Items from a dataset:
◇ ◇ ◇ ◇ ◇
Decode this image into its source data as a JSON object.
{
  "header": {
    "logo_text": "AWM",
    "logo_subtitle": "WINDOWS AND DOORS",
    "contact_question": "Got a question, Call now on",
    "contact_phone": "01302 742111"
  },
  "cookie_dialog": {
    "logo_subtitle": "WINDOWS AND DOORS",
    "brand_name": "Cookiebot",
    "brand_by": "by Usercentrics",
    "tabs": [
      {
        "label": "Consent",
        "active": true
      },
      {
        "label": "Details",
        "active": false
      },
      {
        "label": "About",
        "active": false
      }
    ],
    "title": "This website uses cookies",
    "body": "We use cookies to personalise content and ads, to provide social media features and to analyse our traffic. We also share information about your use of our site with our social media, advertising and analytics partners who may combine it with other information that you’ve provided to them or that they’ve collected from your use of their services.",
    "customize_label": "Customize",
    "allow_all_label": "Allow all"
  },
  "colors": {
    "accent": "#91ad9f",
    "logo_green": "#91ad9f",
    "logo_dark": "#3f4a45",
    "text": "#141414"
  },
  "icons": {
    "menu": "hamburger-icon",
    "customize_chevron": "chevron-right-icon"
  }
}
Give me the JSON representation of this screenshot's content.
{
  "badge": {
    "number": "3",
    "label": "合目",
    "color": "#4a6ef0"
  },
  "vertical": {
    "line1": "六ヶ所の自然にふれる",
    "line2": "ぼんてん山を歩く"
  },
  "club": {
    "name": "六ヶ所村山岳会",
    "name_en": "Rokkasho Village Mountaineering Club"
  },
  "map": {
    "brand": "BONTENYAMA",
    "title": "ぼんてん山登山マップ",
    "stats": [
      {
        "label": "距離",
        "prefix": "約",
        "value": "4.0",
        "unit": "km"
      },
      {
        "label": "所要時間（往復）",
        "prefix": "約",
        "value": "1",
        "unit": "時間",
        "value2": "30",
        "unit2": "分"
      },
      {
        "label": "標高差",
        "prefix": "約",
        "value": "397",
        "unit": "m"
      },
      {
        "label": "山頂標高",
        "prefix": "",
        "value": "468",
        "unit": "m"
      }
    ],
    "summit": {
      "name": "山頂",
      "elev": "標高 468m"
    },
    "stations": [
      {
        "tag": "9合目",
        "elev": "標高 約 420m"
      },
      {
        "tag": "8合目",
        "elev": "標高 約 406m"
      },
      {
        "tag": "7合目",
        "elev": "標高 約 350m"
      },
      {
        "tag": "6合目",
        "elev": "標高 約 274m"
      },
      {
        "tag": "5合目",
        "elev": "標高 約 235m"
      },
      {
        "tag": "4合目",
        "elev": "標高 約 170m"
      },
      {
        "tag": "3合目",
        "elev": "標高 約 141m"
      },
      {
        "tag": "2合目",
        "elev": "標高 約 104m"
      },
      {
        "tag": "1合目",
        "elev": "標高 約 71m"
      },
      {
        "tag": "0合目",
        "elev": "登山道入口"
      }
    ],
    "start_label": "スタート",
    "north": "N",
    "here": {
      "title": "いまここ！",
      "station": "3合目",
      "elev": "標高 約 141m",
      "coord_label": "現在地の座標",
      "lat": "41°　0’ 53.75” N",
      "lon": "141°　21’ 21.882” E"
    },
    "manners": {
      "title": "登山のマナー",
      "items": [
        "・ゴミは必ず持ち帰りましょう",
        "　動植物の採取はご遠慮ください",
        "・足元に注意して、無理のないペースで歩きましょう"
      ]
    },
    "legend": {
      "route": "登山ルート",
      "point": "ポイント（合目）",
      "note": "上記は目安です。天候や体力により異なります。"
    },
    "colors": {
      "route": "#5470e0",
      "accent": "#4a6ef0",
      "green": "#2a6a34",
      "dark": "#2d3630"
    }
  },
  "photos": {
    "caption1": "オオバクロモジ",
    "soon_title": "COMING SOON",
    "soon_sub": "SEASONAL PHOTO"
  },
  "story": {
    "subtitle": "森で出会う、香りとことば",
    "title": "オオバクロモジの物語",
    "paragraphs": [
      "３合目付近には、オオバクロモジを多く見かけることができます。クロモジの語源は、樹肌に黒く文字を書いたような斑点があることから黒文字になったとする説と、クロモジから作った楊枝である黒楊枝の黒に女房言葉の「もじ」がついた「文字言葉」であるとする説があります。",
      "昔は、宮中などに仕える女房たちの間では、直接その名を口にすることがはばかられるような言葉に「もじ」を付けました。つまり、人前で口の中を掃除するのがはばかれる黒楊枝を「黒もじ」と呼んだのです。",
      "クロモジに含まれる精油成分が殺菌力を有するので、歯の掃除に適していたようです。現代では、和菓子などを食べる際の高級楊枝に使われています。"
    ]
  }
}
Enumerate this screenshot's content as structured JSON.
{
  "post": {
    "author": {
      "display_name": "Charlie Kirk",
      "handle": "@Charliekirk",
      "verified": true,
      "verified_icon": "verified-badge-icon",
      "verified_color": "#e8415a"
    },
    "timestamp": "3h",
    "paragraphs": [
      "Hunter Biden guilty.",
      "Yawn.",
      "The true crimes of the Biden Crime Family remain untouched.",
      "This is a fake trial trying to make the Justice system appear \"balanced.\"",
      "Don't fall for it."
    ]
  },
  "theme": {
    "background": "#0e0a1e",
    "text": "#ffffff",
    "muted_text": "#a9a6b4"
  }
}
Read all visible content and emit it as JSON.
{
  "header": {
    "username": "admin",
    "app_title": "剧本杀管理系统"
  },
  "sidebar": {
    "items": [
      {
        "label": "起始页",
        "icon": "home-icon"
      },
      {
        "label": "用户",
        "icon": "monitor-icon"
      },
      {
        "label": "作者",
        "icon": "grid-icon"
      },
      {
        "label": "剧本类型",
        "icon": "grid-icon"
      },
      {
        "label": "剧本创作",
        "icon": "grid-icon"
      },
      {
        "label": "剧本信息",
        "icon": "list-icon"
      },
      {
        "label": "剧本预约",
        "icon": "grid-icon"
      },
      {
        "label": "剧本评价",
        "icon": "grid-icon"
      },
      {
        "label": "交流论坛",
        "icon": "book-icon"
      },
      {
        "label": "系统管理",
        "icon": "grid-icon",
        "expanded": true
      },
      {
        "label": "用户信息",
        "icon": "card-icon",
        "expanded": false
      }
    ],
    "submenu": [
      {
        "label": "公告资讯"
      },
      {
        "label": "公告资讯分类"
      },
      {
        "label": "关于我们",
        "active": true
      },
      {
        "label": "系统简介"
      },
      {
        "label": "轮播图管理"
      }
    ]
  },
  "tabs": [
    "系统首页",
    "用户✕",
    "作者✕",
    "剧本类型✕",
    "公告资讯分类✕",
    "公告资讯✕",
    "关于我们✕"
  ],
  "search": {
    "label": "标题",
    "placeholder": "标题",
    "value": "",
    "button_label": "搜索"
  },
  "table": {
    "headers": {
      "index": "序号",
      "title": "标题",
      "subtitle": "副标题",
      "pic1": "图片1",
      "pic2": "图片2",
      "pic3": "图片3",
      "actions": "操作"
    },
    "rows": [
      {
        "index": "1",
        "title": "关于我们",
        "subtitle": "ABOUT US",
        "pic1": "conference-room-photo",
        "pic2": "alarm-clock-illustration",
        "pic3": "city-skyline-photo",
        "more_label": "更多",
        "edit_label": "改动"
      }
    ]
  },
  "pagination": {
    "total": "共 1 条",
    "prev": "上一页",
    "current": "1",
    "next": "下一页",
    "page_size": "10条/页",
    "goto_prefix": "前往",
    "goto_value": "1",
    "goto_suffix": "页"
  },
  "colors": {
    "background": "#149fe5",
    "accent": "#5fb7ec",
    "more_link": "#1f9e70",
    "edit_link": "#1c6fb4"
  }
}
◇ ◇ ◇ ◇ ◇
- [WORK INSTRUCTIONS]: Write out the entries above once more, without altering anything.

- [SOLUTION]:
Decode this image into its source data as a JSON object.
{
  "header": {
    "logo_text": "AWM",
    "logo_subtitle": "WINDOWS AND DOORS",
    "contact_question": "Got a question, Call now on",
    "contact_phone": "01302 742111"
  },
  "cookie_dialog": {
    "logo_subtitle": "WINDOWS AND DOORS",
    "brand_name": "Cookiebot",
    "brand_by": "by Usercentrics",
    "tabs": [
      {
        "label": "Consent",
        "active": true
      },
      {
        "label": "Details",
        "active": false
      },
      {
        "label": "About",
        "active": false
      }
    ],
    "title": "This website uses cookies",
    "body": "We use cookies to personalise content and ads, to provide social media features and to analyse our traffic. We also share information about your use of our site with our social media, advertising and analytics partners who may combine it with other information that you’ve provided to them or that they’ve collected from your use of their services.",
    "customize_label": "Customize",
    "allow_all_label": "Allow all"
  },
  "colors": {
    "accent": "#91ad9f",
    "logo_green": "#91ad9f",
    "logo_dark": "#3f4a45",
    "text": "#141414"
  },
  "icons": {
    "menu": "hamburger-icon",
    "customize_chevron": "chevron-right-icon"
  }
}
Give me the JSON representation of this screenshot's content.
{
  "badge": {
    "number": "3",
    "label": "合目",
    "color": "#4a6ef0"
  },
  "vertical": {
    "line1": "六ヶ所の自然にふれる",
    "line2": "ぼんてん山を歩く"
  },
  "club": {
    "name": "六ヶ所村山岳会",
    "name_en": "Rokkasho Village Mountaineering Club"
  },
  "map": {
    "brand": "BONTENYAMA",
    "title": "ぼんてん山登山マップ",
    "stats": [
      {
        "label": "距離",
        "prefix": "約",
        "value": "4.0",
        "unit": "km"
      },
      {
        "label": "所要時間（往復）",
        "prefix": "約",
        "value": "1",
        "unit": "時間",
        "value2": "30",
        "unit2": "分"
      },
      {
        "label": "標高差",
        "prefix": "約",
        "value": "397",
        "unit": "m"
      },
      {
        "label": "山頂標高",
        "prefix": "",
        "value": "468",
        "unit": "m"
      }
    ],
    "summit": {
      "name": "山頂",
      "elev": "標高 468m"
    },
    "stations": [
      {
        "tag": "9合目",
        "elev": "標高 約 420m"
      },
      {
        "tag": "8合目",
        "elev": "標高 約 406m"
      },
      {
        "tag": "7合目",
        "elev": "標高 約 350m"
      },
      {
        "tag": "6合目",
        "elev": "標高 約 274m"
      },
      {
        "tag": "5合目",
        "elev": "標高 約 235m"
      },
      {
        "tag": "4合目",
        "elev": "標高 約 170m"
      },
      {
        "tag": "3合目",
        "elev": "標高 約 141m"
      },
      {
        "tag": "2合目",
        "elev": "標高 約 104m"
      },
      {
        "tag": "1合目",
        "elev": "標高 約 71m"
      },
      {
        "tag": "0合目",
        "elev": "登山道入口"
      }
    ],
    "start_label": "スタート",
    "north": "N",
    "here": {
      "title": "いまここ！",
      "station": "3合目",
      "elev": "標高 約 141m",
      "coord_label": "現在地の座標",
      "lat": "41°　0’ 53.75” N",
      "lon": "141°　21’ 21.882” E"
    },
    "manners": {
      "title": "登山のマナー",
      "items": [
        "・ゴミは必ず持ち帰りましょう",
        "　動植物の採取はご遠慮ください",
        "・足元に注意して、無理のないペースで歩きましょう"
      ]
    },
    "legend": {
      "route": "登山ルート",
      "point": "ポイント（合目）",
      "note": "上記は目安です。天候や体力により異なります。"
    },
    "colors": {
      "route": "#5470e0",
      "accent": "#4a6ef0",
      "green": "#2a6a34",
      "dark": "#2d3630"
    }
  },
  "photos": {
    "caption1": "オオバクロモジ",
    "soon_title": "COMING SOON",
    "soon_sub": "SEASONAL PHOTO"
  },
  "story": {
    "subtitle": "森で出会う、香りとことば",
    "title": "オオバクロモジの物語",
    "paragraphs": [
      "３合目付近には、オオバクロモジを多く見かけることができます。クロモジの語源は、樹肌に黒く文字を書いたような斑点があることから黒文字になったとする説と、クロモジから作った楊枝である黒楊枝の黒に女房言葉の「もじ」がついた「文字言葉」であるとする説があります。",
      "昔は、宮中などに仕える女房たちの間では、直接その名を口にすることがはばかられるような言葉に「もじ」を付けました。つまり、人前で口の中を掃除するのがはばかれる黒楊枝を「黒もじ」と呼んだのです。",
      "クロモジに含まれる精油成分が殺菌力を有するので、歯の掃除に適していたようです。現代では、和菓子などを食べる際の高級楊枝に使われています。"
    ]
  }
}
Enumerate this screenshot's content as structured JSON.
{
  "post": {
    "author": {
      "display_name": "Charlie Kirk",
      "handle": "@Charliekirk",
      "verified": true,
      "verified_icon": "verified-badge-icon",
      "verified_color": "#e8415a"
    },
    "timestamp": "3h",
    "paragraphs": [
      "Hunter Biden guilty.",
      "Yawn.",
      "The true crimes of the Biden Crime Family remain untouched.",
      "This is a fake trial trying to make the Justice system appear \"balanced.\"",
      "Don't fall for it."
    ]
  },
  "theme": {
    "background": "#0e0a1e",
    "text": "#ffffff",
    "muted_text": "#a9a6b4"
  }
}
Read all visible content and emit it as JSON.
{
  "header": {
    "username": "admin",
    "app_title": "剧本杀管理系统"
  },
  "sidebar": {
    "items": [
      {
        "label": "起始页",
        "icon": "home-icon"
      },
      {
        "label": "用户",
        "icon": "monitor-icon"
      },
      {
        "label": "作者",
        "icon": "grid-icon"
      },
      {
        "label": "剧本类型",
        "icon": "grid-icon"
      },
      {
        "label": "剧本创作",
        "icon": "grid-icon"
      },
      {
        "label": "剧本信息",
        "icon": "list-icon"
      },
      {
        "label": "剧本预约",
        "icon": "grid-icon"
      },
      {
        "label": "剧本评价",
        "icon": "grid-icon"
      },
      {
        "label": "交流论坛",
        "icon": "book-icon"
      },
      {
        "label": "系统管理",
        "icon": "grid-icon",
        "expanded": true
      },
      {
        "label": "用户信息",
        "icon": "card-icon",
        "expanded": false
      }
    ],
    "submenu": [
      {
        "label": "公告资讯"
      },
      {
        "label": "公告资讯分类"
      },
      {
        "label": "关于我们",
        "active": true
      },
      {
        "label": "系统简介"
      },
      {
        "label": "轮播图管理"
      }
    ]
  },
  "tabs": [
    "系统首页",
    "用户✕",
    "作者✕",
    "剧本类型✕",
    "公告资讯分类✕",
    "公告资讯✕",
    "关于我们✕"
  ],
  "search": {
    "label": "标题",
    "placeholder": "标题",
    "value": "",
    "button_label": "搜索"
  },
  "table": {
    "headers": {
      "index": "序号",
      "title": "标题",
      "subtitle": "副标题",
      "pic1": "图片1",
      "pic2": "图片2",
      "pic3": "图片3",
      "actions": "操作"
    },
    "rows": [
      {
        "index": "1",
        "title": "关于我们",
        "subtitle": "ABOUT US",
        "pic1": "conference-room-photo",
        "pic2": "alarm-clock-illustration",
        "pic3": "city-skyline-photo",
        "more_label": "更多",
        "edit_label": "改动"
      }
    ]
  },
  "pagination": {
    "total": "共 1 条",
    "prev": "上一页",
    "current": "1",
    "next": "下一页",
    "page_size": "10条/页",
    "goto_prefix": "前往",
    "goto_value": "1",
    "goto_suffix": "页"
  },
  "colors": {
    "background": "#149fe5",
    "accent": "#5fb7ec",
    "more_link": "#1f9e70",
    "edit_link": "#1c6fb4"
  }
}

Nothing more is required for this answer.